# [Work to be completed]
Repeat each record exactly as written, and drop any images.

# [Exercise materials]
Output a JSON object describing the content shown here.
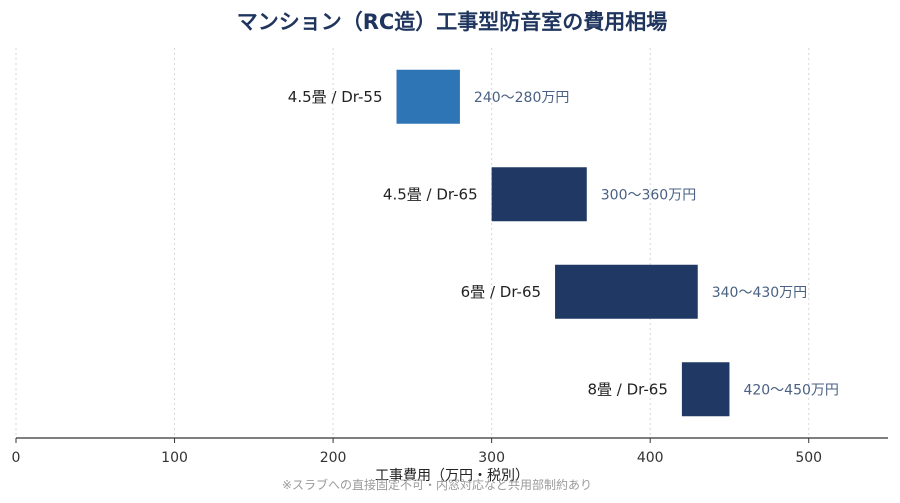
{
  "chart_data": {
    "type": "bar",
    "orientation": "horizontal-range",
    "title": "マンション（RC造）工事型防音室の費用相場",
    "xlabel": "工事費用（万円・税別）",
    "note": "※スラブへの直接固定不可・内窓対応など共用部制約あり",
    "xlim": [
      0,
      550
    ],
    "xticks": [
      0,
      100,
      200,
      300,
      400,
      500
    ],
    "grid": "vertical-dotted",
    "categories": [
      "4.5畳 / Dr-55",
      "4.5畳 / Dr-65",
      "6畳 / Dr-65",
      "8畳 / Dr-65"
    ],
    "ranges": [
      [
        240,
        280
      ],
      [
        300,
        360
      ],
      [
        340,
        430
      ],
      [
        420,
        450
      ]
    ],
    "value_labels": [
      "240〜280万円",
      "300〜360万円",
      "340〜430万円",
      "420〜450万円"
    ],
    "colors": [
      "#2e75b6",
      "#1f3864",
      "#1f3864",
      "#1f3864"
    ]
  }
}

# [Exercise solution]
Output a JSON object describing the content shown here.
{
  "chart_data": {
    "type": "bar",
    "orientation": "horizontal-range",
    "title": "マンション（RC造）工事型防音室の費用相場",
    "xlabel": "工事費用（万円・税別）",
    "note": "※スラブへの直接固定不可・内窓対応など共用部制約あり",
    "xlim": [
      0,
      550
    ],
    "xticks": [
      0,
      100,
      200,
      300,
      400,
      500
    ],
    "grid": "vertical-dotted",
    "categories": [
      "4.5畳 / Dr-55",
      "4.5畳 / Dr-65",
      "6畳 / Dr-65",
      "8畳 / Dr-65"
    ],
    "ranges": [
      [
        240,
        280
      ],
      [
        300,
        360
      ],
      [
        340,
        430
      ],
      [
        420,
        450
      ]
    ],
    "value_labels": [
      "240〜280万円",
      "300〜360万円",
      "340〜430万円",
      "420〜450万円"
    ],
    "colors": [
      "#2e75b6",
      "#1f3864",
      "#1f3864",
      "#1f3864"
    ]
  }
}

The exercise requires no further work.